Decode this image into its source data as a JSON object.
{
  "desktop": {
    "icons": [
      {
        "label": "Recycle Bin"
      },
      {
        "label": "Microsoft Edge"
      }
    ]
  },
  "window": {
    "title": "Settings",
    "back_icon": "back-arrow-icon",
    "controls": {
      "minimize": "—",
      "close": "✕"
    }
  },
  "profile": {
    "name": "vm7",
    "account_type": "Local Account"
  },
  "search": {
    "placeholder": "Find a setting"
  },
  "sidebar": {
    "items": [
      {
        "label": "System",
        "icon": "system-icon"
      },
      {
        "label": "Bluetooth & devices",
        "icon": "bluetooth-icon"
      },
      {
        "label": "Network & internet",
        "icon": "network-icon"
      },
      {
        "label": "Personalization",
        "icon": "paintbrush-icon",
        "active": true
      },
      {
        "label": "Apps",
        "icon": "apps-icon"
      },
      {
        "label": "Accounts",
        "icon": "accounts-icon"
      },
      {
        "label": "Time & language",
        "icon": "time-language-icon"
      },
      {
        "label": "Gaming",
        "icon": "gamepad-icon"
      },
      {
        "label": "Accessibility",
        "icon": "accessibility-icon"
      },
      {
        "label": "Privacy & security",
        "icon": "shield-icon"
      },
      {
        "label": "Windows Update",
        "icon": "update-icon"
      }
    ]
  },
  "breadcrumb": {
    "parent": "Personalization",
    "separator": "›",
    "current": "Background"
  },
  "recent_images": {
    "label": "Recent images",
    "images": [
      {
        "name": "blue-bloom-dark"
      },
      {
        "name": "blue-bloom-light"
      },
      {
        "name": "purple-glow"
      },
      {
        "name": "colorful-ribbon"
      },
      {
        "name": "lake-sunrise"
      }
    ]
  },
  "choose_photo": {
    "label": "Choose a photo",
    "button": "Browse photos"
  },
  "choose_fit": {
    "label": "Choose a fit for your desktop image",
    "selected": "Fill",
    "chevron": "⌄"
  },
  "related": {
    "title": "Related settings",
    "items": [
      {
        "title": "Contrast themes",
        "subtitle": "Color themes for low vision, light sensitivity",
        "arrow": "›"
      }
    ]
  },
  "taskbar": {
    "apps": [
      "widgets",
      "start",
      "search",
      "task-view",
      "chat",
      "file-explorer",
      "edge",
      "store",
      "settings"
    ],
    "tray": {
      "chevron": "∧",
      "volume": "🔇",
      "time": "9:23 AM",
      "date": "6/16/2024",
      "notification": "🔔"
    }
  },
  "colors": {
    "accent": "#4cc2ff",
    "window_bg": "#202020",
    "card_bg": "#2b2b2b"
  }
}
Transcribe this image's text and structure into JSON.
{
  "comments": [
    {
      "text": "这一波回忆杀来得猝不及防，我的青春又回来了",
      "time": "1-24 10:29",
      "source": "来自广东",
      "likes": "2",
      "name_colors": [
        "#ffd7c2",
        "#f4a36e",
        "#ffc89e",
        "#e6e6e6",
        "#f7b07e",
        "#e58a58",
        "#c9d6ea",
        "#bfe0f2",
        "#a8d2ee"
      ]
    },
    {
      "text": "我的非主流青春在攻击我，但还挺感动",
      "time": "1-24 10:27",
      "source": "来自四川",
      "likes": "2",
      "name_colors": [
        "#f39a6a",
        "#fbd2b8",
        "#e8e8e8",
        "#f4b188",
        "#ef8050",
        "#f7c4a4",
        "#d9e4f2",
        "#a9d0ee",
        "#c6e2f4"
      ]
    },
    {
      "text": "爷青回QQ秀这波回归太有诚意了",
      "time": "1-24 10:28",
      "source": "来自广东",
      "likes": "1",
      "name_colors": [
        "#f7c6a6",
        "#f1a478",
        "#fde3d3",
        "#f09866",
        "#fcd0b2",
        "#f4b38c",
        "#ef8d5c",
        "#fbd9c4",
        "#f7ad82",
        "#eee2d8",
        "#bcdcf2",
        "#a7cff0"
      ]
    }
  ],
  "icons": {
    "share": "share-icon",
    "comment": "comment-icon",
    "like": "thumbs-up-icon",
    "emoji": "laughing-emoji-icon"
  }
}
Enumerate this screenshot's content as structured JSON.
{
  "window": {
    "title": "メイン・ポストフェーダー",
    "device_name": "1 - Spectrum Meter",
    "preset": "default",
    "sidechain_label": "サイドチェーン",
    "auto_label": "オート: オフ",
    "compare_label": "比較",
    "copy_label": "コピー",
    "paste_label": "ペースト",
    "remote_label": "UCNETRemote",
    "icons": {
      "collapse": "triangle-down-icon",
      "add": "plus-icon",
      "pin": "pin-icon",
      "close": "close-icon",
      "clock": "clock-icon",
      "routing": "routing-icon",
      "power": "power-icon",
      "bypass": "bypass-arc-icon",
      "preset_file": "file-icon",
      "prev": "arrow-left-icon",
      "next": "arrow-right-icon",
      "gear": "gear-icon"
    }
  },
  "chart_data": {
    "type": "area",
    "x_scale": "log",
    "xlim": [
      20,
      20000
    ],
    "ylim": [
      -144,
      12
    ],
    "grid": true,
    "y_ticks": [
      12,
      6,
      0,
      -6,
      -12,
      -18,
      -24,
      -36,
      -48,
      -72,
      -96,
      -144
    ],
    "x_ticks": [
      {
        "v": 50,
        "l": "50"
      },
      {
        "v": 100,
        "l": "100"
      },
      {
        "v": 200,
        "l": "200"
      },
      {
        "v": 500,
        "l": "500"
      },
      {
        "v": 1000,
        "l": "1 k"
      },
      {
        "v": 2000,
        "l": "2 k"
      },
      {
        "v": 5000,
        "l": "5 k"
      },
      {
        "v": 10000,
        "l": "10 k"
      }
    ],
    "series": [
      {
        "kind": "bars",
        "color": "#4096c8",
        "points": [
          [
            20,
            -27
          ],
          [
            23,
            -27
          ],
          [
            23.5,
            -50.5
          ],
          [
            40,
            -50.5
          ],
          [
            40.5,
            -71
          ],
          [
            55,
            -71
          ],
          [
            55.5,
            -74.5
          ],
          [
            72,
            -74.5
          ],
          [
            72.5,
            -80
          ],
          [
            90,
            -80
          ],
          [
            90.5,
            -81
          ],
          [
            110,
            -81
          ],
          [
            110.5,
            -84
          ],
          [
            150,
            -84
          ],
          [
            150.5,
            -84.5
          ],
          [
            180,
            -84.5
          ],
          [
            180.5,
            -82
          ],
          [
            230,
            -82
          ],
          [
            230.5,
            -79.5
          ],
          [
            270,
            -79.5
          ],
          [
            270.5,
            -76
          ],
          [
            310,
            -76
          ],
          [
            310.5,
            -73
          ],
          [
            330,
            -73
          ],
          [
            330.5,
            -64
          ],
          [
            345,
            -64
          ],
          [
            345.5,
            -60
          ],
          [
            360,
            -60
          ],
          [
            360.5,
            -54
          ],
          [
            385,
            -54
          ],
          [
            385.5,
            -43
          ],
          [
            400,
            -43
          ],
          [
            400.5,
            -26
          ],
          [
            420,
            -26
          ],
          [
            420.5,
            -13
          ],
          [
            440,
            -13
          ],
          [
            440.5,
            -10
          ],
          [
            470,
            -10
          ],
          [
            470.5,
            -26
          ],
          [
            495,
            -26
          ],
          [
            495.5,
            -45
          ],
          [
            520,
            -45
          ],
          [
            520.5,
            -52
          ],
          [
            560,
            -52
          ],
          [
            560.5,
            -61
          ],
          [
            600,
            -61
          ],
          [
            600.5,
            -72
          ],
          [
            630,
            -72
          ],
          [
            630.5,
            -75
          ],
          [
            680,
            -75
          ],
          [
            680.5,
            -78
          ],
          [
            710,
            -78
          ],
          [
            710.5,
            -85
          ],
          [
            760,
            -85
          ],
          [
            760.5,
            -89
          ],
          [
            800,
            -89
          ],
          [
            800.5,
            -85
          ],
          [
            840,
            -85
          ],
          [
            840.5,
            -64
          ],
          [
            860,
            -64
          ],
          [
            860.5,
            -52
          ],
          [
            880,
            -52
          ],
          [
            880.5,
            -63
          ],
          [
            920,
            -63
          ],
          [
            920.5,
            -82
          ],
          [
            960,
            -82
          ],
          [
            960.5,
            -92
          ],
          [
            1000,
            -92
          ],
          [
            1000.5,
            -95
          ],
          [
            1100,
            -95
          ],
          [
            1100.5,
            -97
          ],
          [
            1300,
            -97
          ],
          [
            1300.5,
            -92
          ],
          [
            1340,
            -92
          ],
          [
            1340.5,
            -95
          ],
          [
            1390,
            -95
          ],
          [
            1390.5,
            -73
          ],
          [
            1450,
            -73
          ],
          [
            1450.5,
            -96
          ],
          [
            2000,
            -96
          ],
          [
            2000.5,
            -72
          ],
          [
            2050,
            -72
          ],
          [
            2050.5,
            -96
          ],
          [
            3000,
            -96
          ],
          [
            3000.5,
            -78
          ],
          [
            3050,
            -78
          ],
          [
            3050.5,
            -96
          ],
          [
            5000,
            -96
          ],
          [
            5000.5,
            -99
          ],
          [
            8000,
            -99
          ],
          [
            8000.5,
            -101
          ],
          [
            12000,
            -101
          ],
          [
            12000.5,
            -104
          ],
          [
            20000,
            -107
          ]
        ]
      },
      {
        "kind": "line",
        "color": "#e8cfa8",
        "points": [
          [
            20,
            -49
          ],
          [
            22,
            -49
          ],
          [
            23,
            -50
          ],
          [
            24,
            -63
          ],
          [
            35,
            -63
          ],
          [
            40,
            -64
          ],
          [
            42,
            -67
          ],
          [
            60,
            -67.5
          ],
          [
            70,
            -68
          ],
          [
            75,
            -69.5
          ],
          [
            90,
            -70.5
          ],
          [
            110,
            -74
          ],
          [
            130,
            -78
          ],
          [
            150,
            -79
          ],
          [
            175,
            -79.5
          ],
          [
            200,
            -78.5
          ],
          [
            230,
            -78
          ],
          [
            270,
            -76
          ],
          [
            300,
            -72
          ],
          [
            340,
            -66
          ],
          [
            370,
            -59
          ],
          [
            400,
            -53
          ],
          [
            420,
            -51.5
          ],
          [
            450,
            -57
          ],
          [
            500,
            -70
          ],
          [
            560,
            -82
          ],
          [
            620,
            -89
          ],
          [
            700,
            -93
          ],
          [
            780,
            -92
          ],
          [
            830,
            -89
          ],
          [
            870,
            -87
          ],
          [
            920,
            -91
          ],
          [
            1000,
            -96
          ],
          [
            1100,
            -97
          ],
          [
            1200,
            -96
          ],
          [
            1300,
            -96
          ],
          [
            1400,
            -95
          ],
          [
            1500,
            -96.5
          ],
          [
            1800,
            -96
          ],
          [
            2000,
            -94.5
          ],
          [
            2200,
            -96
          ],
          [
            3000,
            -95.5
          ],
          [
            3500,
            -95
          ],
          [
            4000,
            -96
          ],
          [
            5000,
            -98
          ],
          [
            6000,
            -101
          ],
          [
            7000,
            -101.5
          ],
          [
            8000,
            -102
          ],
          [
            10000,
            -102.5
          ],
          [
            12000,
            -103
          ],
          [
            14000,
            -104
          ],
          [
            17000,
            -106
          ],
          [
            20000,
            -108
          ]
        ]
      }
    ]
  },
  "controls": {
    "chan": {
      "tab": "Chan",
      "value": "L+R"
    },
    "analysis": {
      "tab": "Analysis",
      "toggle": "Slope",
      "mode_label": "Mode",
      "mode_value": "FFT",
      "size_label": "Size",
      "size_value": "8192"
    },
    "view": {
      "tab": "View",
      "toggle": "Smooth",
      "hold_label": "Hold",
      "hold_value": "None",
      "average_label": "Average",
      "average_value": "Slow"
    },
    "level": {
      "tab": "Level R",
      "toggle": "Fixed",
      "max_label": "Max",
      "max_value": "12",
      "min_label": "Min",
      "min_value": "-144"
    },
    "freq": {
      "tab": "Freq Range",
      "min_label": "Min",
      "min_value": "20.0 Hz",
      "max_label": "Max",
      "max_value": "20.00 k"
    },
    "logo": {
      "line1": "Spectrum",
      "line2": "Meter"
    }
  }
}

________

● The request
Across the records above, count the lines holding "Meter" and reply with that number alone.

● Written response
2